STATED GOAL
Retype the material in full, keeping every word the same.

PROVIDED RECORDS
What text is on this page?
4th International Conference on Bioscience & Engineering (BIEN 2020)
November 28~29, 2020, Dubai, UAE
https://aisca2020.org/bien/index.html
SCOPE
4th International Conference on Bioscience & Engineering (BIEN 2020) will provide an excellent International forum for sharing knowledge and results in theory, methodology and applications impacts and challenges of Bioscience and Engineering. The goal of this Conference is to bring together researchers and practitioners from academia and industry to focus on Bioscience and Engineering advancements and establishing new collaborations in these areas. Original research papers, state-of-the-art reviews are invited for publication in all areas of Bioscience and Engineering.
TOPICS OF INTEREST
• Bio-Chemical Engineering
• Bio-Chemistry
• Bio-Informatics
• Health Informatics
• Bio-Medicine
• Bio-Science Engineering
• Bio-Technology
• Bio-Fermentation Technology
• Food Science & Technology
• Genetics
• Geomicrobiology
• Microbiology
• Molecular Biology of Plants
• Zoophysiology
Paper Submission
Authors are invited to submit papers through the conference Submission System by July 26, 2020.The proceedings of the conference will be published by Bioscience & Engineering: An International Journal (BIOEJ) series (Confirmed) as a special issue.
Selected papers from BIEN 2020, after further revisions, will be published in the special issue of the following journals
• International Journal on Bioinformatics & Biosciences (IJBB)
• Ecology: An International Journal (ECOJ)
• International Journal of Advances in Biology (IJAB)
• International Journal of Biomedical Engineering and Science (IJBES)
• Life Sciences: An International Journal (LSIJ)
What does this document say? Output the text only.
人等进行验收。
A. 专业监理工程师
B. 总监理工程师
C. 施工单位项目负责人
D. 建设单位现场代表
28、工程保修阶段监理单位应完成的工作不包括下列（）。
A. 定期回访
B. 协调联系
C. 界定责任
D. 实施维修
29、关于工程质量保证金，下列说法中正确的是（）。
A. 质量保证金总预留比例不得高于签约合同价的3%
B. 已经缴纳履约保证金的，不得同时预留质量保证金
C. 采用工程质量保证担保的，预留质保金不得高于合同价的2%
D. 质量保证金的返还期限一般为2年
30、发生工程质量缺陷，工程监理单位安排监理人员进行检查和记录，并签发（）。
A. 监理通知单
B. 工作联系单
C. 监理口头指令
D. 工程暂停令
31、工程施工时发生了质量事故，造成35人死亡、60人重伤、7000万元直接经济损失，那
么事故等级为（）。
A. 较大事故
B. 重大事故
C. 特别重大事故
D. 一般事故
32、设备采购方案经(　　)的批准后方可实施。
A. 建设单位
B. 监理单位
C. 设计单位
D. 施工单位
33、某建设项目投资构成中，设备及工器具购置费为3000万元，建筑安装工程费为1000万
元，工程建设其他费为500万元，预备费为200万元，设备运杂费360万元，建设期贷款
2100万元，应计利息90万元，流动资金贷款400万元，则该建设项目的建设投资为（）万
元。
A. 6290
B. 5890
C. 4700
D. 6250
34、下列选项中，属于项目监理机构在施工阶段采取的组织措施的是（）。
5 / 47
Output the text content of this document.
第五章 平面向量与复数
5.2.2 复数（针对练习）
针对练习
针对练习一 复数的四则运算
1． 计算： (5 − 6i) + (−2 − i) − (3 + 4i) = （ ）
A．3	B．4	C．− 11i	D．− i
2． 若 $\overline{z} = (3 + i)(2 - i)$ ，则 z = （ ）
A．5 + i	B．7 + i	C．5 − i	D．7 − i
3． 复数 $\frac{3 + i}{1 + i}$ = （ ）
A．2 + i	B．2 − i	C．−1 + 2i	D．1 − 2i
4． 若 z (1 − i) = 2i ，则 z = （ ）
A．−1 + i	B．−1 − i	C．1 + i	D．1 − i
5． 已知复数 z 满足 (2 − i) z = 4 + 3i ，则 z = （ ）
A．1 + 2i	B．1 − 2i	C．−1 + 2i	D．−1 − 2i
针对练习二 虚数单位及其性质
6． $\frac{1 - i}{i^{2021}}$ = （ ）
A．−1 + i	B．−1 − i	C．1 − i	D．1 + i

THE RESPONSE
What text is on this page?
4th International Conference on Bioscience & Engineering (BIEN 2020)
November 28~29, 2020, Dubai, UAE
https://aisca2020.org/bien/index.html
SCOPE
4th International Conference on Bioscience & Engineering (BIEN 2020) will provide an excellent International forum for sharing knowledge and results in theory, methodology and applications impacts and challenges of Bioscience and Engineering. The goal of this Conference is to bring together researchers and practitioners from academia and industry to focus on Bioscience and Engineering advancements and establishing new collaborations in these areas. Original research papers, state-of-the-art reviews are invited for publication in all areas of Bioscience and Engineering.
TOPICS OF INTEREST
• Bio-Chemical Engineering
• Bio-Chemistry
• Bio-Informatics
• Health Informatics
• Bio-Medicine
• Bio-Science Engineering
• Bio-Technology
• Bio-Fermentation Technology
• Food Science & Technology
• Genetics
• Geomicrobiology
• Microbiology
• Molecular Biology of Plants
• Zoophysiology
Paper Submission
Authors are invited to submit papers through the conference Submission System by July 26, 2020.The proceedings of the conference will be published by Bioscience & Engineering: An International Journal (BIOEJ) series (Confirmed) as a special issue.
Selected papers from BIEN 2020, after further revisions, will be published in the special issue of the following journals
• International Journal on Bioinformatics & Biosciences (IJBB)
• Ecology: An International Journal (ECOJ)
• International Journal of Advances in Biology (IJAB)
• International Journal of Biomedical Engineering and Science (IJBES)
• Life Sciences: An International Journal (LSIJ)
What does this document say? Output the text only.
人等进行验收。
A. 专业监理工程师
B. 总监理工程师
C. 施工单位项目负责人
D. 建设单位现场代表
28、工程保修阶段监理单位应完成的工作不包括下列（）。
A. 定期回访
B. 协调联系
C. 界定责任
D. 实施维修
29、关于工程质量保证金，下列说法中正确的是（）。
A. 质量保证金总预留比例不得高于签约合同价的3%
B. 已经缴纳履约保证金的，不得同时预留质量保证金
C. 采用工程质量保证担保的，预留质保金不得高于合同价的2%
D. 质量保证金的返还期限一般为2年
30、发生工程质量缺陷，工程监理单位安排监理人员进行检查和记录，并签发（）。
A. 监理通知单
B. 工作联系单
C. 监理口头指令
D. 工程暂停令
31、工程施工时发生了质量事故，造成35人死亡、60人重伤、7000万元直接经济损失，那
么事故等级为（）。
A. 较大事故
B. 重大事故
C. 特别重大事故
D. 一般事故
32、设备采购方案经(　　)的批准后方可实施。
A. 建设单位
B. 监理单位
C. 设计单位
D. 施工单位
33、某建设项目投资构成中，设备及工器具购置费为3000万元，建筑安装工程费为1000万
元，工程建设其他费为500万元，预备费为200万元，设备运杂费360万元，建设期贷款
2100万元，应计利息90万元，流动资金贷款400万元，则该建设项目的建设投资为（）万
元。
A. 6290
B. 5890
C. 4700
D. 6250
34、下列选项中，属于项目监理机构在施工阶段采取的组织措施的是（）。
5 / 47
Output the text content of this document.
第五章 平面向量与复数
5.2.2 复数（针对练习）
针对练习
针对练习一 复数的四则运算
1． 计算： (5 − 6i) + (−2 − i) − (3 + 4i) = （ ）
A．3	B．4	C．− 11i	D．− i
2． 若 $\overline{z} = (3 + i)(2 - i)$ ，则 z = （ ）
A．5 + i	B．7 + i	C．5 − i	D．7 − i
3． 复数 $\frac{3 + i}{1 + i}$ = （ ）
A．2 + i	B．2 − i	C．−1 + 2i	D．1 − 2i
4． 若 z (1 − i) = 2i ，则 z = （ ）
A．−1 + i	B．−1 − i	C．1 + i	D．1 − i
5． 已知复数 z 满足 (2 − i) z = 4 + 3i ，则 z = （ ）
A．1 + 2i	B．1 − 2i	C．−1 + 2i	D．−1 − 2i
针对练习二 虚数单位及其性质
6． $\frac{1 - i}{i^{2021}}$ = （ ）
A．−1 + i	B．−1 − i	C．1 − i	D．1 + i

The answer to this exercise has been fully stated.